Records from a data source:

○ ○ ○

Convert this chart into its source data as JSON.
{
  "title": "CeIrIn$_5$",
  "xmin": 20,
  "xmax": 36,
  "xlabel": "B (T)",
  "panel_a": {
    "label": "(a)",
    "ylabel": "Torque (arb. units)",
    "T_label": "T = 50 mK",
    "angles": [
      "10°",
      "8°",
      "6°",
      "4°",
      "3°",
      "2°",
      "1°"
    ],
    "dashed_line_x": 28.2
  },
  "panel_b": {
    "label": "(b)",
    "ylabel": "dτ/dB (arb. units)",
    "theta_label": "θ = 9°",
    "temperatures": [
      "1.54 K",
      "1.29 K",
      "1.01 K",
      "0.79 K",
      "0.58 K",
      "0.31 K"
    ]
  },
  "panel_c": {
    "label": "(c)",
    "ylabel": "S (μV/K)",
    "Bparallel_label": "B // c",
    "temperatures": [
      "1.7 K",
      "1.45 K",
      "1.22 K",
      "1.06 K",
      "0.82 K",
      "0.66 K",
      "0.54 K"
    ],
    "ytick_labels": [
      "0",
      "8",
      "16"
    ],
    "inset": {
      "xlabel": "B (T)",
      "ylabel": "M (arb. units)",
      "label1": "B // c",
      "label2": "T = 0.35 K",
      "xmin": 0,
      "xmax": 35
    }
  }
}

○ ○ ○

Copy the entries above exactly, leaving none out.

◆ **Output**:
Convert this chart into its source data as JSON.
{
  "title": "CeIrIn$_5$",
  "xmin": 20,
  "xmax": 36,
  "xlabel": "B (T)",
  "panel_a": {
    "label": "(a)",
    "ylabel": "Torque (arb. units)",
    "T_label": "T = 50 mK",
    "angles": [
      "10°",
      "8°",
      "6°",
      "4°",
      "3°",
      "2°",
      "1°"
    ],
    "dashed_line_x": 28.2
  },
  "panel_b": {
    "label": "(b)",
    "ylabel": "dτ/dB (arb. units)",
    "theta_label": "θ = 9°",
    "temperatures": [
      "1.54 K",
      "1.29 K",
      "1.01 K",
      "0.79 K",
      "0.58 K",
      "0.31 K"
    ]
  },
  "panel_c": {
    "label": "(c)",
    "ylabel": "S (μV/K)",
    "Bparallel_label": "B // c",
    "temperatures": [
      "1.7 K",
      "1.45 K",
      "1.22 K",
      "1.06 K",
      "0.82 K",
      "0.66 K",
      "0.54 K"
    ],
    "ytick_labels": [
      "0",
      "8",
      "16"
    ],
    "inset": {
      "xlabel": "B (T)",
      "ylabel": "M (arb. units)",
      "label1": "B // c",
      "label2": "T = 0.35 K",
      "xmin": 0,
      "xmax": 35
    }
  }
}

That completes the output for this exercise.